Do this: Tally the lines in the data that follows that include the word "README", and report nothing but the total.

((

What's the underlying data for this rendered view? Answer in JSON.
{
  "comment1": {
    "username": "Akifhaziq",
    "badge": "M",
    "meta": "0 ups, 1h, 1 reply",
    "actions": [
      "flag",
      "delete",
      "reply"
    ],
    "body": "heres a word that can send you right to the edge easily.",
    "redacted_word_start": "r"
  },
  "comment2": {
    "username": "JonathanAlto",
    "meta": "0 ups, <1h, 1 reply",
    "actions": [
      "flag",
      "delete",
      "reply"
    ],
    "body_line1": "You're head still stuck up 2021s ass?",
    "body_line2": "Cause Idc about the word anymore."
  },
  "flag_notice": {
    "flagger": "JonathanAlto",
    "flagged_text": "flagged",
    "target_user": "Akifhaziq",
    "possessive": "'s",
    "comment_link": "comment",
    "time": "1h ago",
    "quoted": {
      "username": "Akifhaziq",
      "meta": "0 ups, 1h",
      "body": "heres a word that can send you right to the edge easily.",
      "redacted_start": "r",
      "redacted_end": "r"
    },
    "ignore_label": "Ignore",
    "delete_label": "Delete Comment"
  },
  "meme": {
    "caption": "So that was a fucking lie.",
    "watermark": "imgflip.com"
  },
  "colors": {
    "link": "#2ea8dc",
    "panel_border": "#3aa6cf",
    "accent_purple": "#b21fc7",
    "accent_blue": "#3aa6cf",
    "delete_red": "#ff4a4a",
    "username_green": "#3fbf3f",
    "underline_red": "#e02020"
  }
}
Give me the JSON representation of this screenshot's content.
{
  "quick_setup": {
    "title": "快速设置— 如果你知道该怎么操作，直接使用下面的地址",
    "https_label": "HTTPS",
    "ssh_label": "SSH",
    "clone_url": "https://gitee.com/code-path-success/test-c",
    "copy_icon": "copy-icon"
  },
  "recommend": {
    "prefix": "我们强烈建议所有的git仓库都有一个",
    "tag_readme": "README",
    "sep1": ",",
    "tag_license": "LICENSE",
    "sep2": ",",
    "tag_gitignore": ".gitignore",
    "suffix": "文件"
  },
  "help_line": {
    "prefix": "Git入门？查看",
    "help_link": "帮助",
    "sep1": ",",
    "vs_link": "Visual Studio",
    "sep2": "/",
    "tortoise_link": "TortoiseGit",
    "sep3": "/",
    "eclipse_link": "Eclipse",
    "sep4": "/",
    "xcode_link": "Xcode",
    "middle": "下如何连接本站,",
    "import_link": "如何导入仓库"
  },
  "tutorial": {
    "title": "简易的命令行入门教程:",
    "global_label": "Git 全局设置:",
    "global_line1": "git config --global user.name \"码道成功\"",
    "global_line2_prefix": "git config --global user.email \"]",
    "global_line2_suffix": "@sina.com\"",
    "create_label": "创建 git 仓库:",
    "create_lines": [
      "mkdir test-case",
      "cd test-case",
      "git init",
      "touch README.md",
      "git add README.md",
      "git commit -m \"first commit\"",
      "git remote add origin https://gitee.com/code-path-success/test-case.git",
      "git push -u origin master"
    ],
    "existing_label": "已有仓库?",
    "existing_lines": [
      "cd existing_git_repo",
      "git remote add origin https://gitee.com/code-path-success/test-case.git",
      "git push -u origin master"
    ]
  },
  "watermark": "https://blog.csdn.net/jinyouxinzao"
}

))

Task result: 3